Aim of the task: Every line of the records must be repeated exactly; pictures stay out.

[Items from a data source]
--- begin ---
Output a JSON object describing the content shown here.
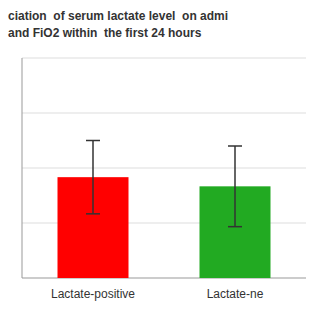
{
  "chart_data": {
    "type": "bar",
    "title": "ciation  of serum lactate level  on admi\nand FiO2 within  the first 24 hours",
    "categories": [
      "Lactate-positive",
      "Lactate-ne"
    ],
    "values": [
      55,
      50
    ],
    "errors": [
      20,
      22
    ],
    "colors": [
      "#ff0000",
      "#22aa22"
    ],
    "ylim": [
      0,
      120
    ],
    "yticks": [
      30,
      60,
      90,
      120
    ],
    "grid": true,
    "tick_labels": "x"
  }
}
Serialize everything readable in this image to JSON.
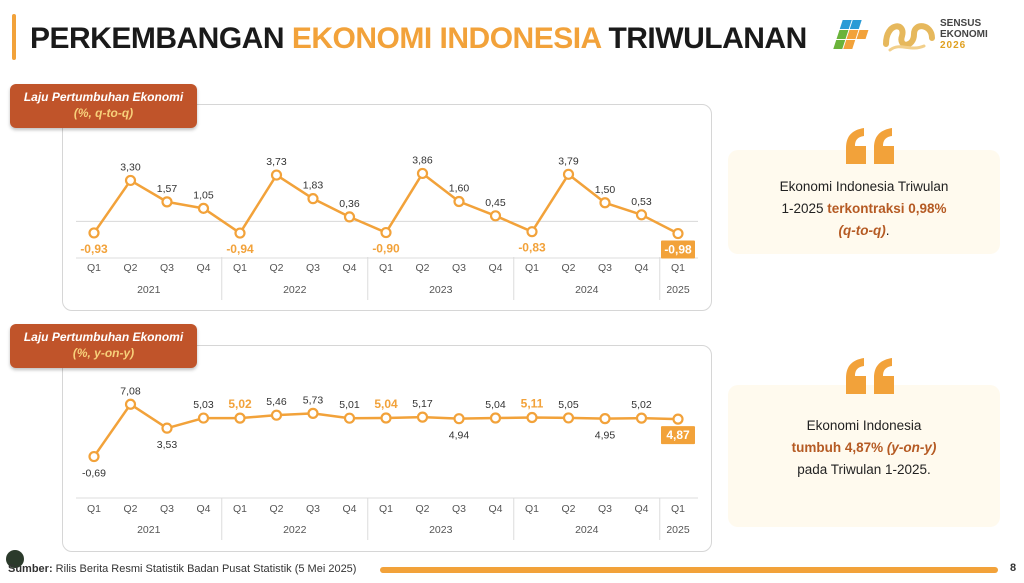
{
  "header": {
    "title_part1": "PERKEMBANGAN ",
    "title_part2": "EKONOMI INDONESIA",
    "title_part3": " TRIWULANAN",
    "logo_sensus_line1": "SENSUS",
    "logo_sensus_line2": "EKONOMI",
    "logo_sensus_line3": "2026"
  },
  "colors": {
    "accent": "#f2a23a",
    "label_bg": "#c0542a",
    "label_sub": "#f7d07a",
    "highlight": "#b55a23",
    "card_bg": "#fffaee"
  },
  "panel1": {
    "label_line1": "Laju Pertumbuhan Ekonomi",
    "label_line2": "(%, q-to-q)"
  },
  "panel2": {
    "label_line1": "Laju Pertumbuhan Ekonomi",
    "label_line2": "(%, y-on-y)"
  },
  "chart_data": [
    {
      "type": "line",
      "quarters": [
        "Q1",
        "Q2",
        "Q3",
        "Q4",
        "Q1",
        "Q2",
        "Q3",
        "Q4",
        "Q1",
        "Q2",
        "Q3",
        "Q4",
        "Q1",
        "Q2",
        "Q3",
        "Q4",
        "Q1"
      ],
      "years": [
        "2021",
        "2022",
        "2023",
        "2024",
        "2025"
      ],
      "year_spans": [
        4,
        4,
        4,
        4,
        1
      ],
      "values": [
        -0.93,
        3.3,
        1.57,
        1.05,
        -0.94,
        3.73,
        1.83,
        0.36,
        -0.9,
        3.86,
        1.6,
        0.45,
        -0.83,
        3.79,
        1.5,
        0.53,
        -0.98
      ],
      "labels": [
        "-0,93",
        "3,30",
        "1,57",
        "1,05",
        "-0,94",
        "3,73",
        "1,83",
        "0,36",
        "-0,90",
        "3,86",
        "1,60",
        "0,45",
        "-0,83",
        "3,79",
        "1,50",
        "0,53",
        "-0,98"
      ],
      "label_position": [
        "below",
        "above",
        "above",
        "above",
        "below",
        "above",
        "above",
        "above",
        "below",
        "above",
        "above",
        "above",
        "below",
        "above",
        "above",
        "above",
        "below"
      ],
      "highlight_orange": [
        0,
        4,
        8,
        12
      ],
      "highlight_boxed": [
        16
      ],
      "zero_line": true,
      "ylim": [
        -1.5,
        4.3
      ]
    },
    {
      "type": "line",
      "quarters": [
        "Q1",
        "Q2",
        "Q3",
        "Q4",
        "Q1",
        "Q2",
        "Q3",
        "Q4",
        "Q1",
        "Q2",
        "Q3",
        "Q4",
        "Q1",
        "Q2",
        "Q3",
        "Q4",
        "Q1"
      ],
      "years": [
        "2021",
        "2022",
        "2023",
        "2024",
        "2025"
      ],
      "year_spans": [
        4,
        4,
        4,
        4,
        1
      ],
      "values": [
        -0.69,
        7.08,
        3.53,
        5.03,
        5.02,
        5.46,
        5.73,
        5.01,
        5.04,
        5.17,
        4.94,
        5.04,
        5.11,
        5.05,
        4.95,
        5.02,
        4.87
      ],
      "labels": [
        "-0,69",
        "7,08",
        "3,53",
        "5,03",
        "5,02",
        "5,46",
        "5,73",
        "5,01",
        "5,04",
        "5,17",
        "4,94",
        "5,04",
        "5,11",
        "5,05",
        "4,95",
        "5,02",
        "4,87"
      ],
      "label_position": [
        "below",
        "above",
        "below",
        "above",
        "above",
        "above",
        "above",
        "above",
        "above",
        "above",
        "below",
        "above",
        "above",
        "above",
        "below",
        "above",
        "below"
      ],
      "highlight_orange": [
        4,
        8,
        12
      ],
      "highlight_boxed": [
        16
      ],
      "zero_line": false,
      "ylim": [
        -1.5,
        9.5
      ]
    }
  ],
  "card1": {
    "line1": "Ekonomi Indonesia Triwulan",
    "line2a": "1-2025 ",
    "line2b": "terkontraksi 0,98%",
    "line3": "(q-to-q)",
    "line3_end": "."
  },
  "card2": {
    "line1": "Ekonomi Indonesia",
    "line2a": "tumbuh 4,87% ",
    "line2b": "(y-on-y)",
    "line3": "pada Triwulan 1-2025."
  },
  "footer": {
    "source_label": "Sumber:",
    "source_text": " Rilis Berita Resmi Statistik Badan Pusat Statistik (5 Mei 2025)",
    "page_number": "8"
  }
}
--- end ---
Written reply:
Output a JSON object describing the content shown here.
{
  "chart_data": {
    "type": "bar",
    "title": "ciation  of serum lactate level  on admi\nand FiO2 within  the first 24 hours",
    "categories": [
      "Lactate-positive",
      "Lactate-ne"
    ],
    "values": [
      55,
      50
    ],
    "errors": [
      20,
      22
    ],
    "colors": [
      "#ff0000",
      "#22aa22"
    ],
    "ylim": [
      0,
      120
    ],
    "yticks": [
      30,
      60,
      90,
      120
    ],
    "grid": true,
    "tick_labels": "x"
  }
}
Serialize everything readable in this image to JSON.
{
  "header": {
    "title_part1": "PERKEMBANGAN ",
    "title_part2": "EKONOMI INDONESIA",
    "title_part3": " TRIWULANAN",
    "logo_sensus_line1": "SENSUS",
    "logo_sensus_line2": "EKONOMI",
    "logo_sensus_line3": "2026"
  },
  "colors": {
    "accent": "#f2a23a",
    "label_bg": "#c0542a",
    "label_sub": "#f7d07a",
    "highlight": "#b55a23",
    "card_bg": "#fffaee"
  },
  "panel1": {
    "label_line1": "Laju Pertumbuhan Ekonomi",
    "label_line2": "(%, q-to-q)"
  },
  "panel2": {
    "label_line1": "Laju Pertumbuhan Ekonomi",
    "label_line2": "(%, y-on-y)"
  },
  "chart_data": [
    {
      "type": "line",
      "quarters": [
        "Q1",
        "Q2",
        "Q3",
        "Q4",
        "Q1",
        "Q2",
        "Q3",
        "Q4",
        "Q1",
        "Q2",
        "Q3",
        "Q4",
        "Q1",
        "Q2",
        "Q3",
        "Q4",
        "Q1"
      ],
      "years": [
        "2021",
        "2022",
        "2023",
        "2024",
        "2025"
      ],
      "year_spans": [
        4,
        4,
        4,
        4,
        1
      ],
      "values": [
        -0.93,
        3.3,
        1.57,
        1.05,
        -0.94,
        3.73,
        1.83,
        0.36,
        -0.9,
        3.86,
        1.6,
        0.45,
        -0.83,
        3.79,
        1.5,
        0.53,
        -0.98
      ],
      "labels": [
        "-0,93",
        "3,30",
        "1,57",
        "1,05",
        "-0,94",
        "3,73",
        "1,83",
        "0,36",
        "-0,90",
        "3,86",
        "1,60",
        "0,45",
        "-0,83",
        "3,79",
        "1,50",
        "0,53",
        "-0,98"
      ],
      "label_position": [
        "below",
        "above",
        "above",
        "above",
        "below",
        "above",
        "above",
        "above",
        "below",
        "above",
        "above",
        "above",
        "below",
        "above",
        "above",
        "above",
        "below"
      ],
      "highlight_orange": [
        0,
        4,
        8,
        12
      ],
      "highlight_boxed": [
        16
      ],
      "zero_line": true,
      "ylim": [
        -1.5,
        4.3
      ]
    },
    {
      "type": "line",
      "quarters": [
        "Q1",
        "Q2",
        "Q3",
        "Q4",
        "Q1",
        "Q2",
        "Q3",
        "Q4",
        "Q1",
        "Q2",
        "Q3",
        "Q4",
        "Q1",
        "Q2",
        "Q3",
        "Q4",
        "Q1"
      ],
      "years": [
        "2021",
        "2022",
        "2023",
        "2024",
        "2025"
      ],
      "year_spans": [
        4,
        4,
        4,
        4,
        1
      ],
      "values": [
        -0.69,
        7.08,
        3.53,
        5.03,
        5.02,
        5.46,
        5.73,
        5.01,
        5.04,
        5.17,
        4.94,
        5.04,
        5.11,
        5.05,
        4.95,
        5.02,
        4.87
      ],
      "labels": [
        "-0,69",
        "7,08",
        "3,53",
        "5,03",
        "5,02",
        "5,46",
        "5,73",
        "5,01",
        "5,04",
        "5,17",
        "4,94",
        "5,04",
        "5,11",
        "5,05",
        "4,95",
        "5,02",
        "4,87"
      ],
      "label_position": [
        "below",
        "above",
        "below",
        "above",
        "above",
        "above",
        "above",
        "above",
        "above",
        "above",
        "below",
        "above",
        "above",
        "above",
        "below",
        "above",
        "below"
      ],
      "highlight_orange": [
        4,
        8,
        12
      ],
      "highlight_boxed": [
        16
      ],
      "zero_line": false,
      "ylim": [
        -1.5,
        9.5
      ]
    }
  ],
  "card1": {
    "line1": "Ekonomi Indonesia Triwulan",
    "line2a": "1-2025 ",
    "line2b": "terkontraksi 0,98%",
    "line3": "(q-to-q)",
    "line3_end": "."
  },
  "card2": {
    "line1": "Ekonomi Indonesia",
    "line2a": "tumbuh 4,87% ",
    "line2b": "(y-on-y)",
    "line3": "pada Triwulan 1-2025."
  },
  "footer": {
    "source_label": "Sumber:",
    "source_text": " Rilis Berita Resmi Statistik Badan Pusat Statistik (5 Mei 2025)",
    "page_number": "8"
  }
}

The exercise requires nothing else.